──────── Records to use

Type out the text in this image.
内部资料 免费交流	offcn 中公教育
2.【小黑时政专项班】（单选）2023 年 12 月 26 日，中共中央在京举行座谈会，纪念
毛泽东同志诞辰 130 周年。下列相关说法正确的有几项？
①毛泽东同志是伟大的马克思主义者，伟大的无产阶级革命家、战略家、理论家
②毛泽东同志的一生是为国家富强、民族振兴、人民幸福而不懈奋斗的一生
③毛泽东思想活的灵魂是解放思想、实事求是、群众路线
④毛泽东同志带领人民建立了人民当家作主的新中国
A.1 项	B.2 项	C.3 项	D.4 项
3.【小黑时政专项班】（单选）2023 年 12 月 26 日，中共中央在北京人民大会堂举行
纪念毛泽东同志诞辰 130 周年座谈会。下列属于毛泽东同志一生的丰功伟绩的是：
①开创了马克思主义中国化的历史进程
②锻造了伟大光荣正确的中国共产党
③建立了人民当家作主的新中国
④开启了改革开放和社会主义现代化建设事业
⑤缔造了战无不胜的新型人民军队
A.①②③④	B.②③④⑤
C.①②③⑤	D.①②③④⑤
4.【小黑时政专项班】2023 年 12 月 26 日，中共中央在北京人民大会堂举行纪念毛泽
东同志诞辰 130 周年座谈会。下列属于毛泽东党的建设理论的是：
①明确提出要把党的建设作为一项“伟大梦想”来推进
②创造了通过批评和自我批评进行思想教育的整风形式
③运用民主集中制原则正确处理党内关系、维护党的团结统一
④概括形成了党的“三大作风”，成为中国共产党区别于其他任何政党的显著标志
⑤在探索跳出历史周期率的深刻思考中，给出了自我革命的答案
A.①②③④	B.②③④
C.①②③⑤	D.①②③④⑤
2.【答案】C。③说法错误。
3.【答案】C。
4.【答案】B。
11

────────────────

Exercise: Return the lines above exactly, keeping every word.

Expected output:
Type out the text in this image.
内部资料 免费交流	offcn 中公教育
2.【小黑时政专项班】（单选）2023 年 12 月 26 日，中共中央在京举行座谈会，纪念
毛泽东同志诞辰 130 周年。下列相关说法正确的有几项？
①毛泽东同志是伟大的马克思主义者，伟大的无产阶级革命家、战略家、理论家
②毛泽东同志的一生是为国家富强、民族振兴、人民幸福而不懈奋斗的一生
③毛泽东思想活的灵魂是解放思想、实事求是、群众路线
④毛泽东同志带领人民建立了人民当家作主的新中国
A.1 项	B.2 项	C.3 项	D.4 项
3.【小黑时政专项班】（单选）2023 年 12 月 26 日，中共中央在北京人民大会堂举行
纪念毛泽东同志诞辰 130 周年座谈会。下列属于毛泽东同志一生的丰功伟绩的是：
①开创了马克思主义中国化的历史进程
②锻造了伟大光荣正确的中国共产党
③建立了人民当家作主的新中国
④开启了改革开放和社会主义现代化建设事业
⑤缔造了战无不胜的新型人民军队
A.①②③④	B.②③④⑤
C.①②③⑤	D.①②③④⑤
4.【小黑时政专项班】2023 年 12 月 26 日，中共中央在北京人民大会堂举行纪念毛泽
东同志诞辰 130 周年座谈会。下列属于毛泽东党的建设理论的是：
①明确提出要把党的建设作为一项“伟大梦想”来推进
②创造了通过批评和自我批评进行思想教育的整风形式
③运用民主集中制原则正确处理党内关系、维护党的团结统一
④概括形成了党的“三大作风”，成为中国共产党区别于其他任何政党的显著标志
⑤在探索跳出历史周期率的深刻思考中，给出了自我革命的答案
A.①②③④	B.②③④
C.①②③⑤	D.①②③④⑤
2.【答案】C。③说法错误。
3.【答案】C。
4.【答案】B。
11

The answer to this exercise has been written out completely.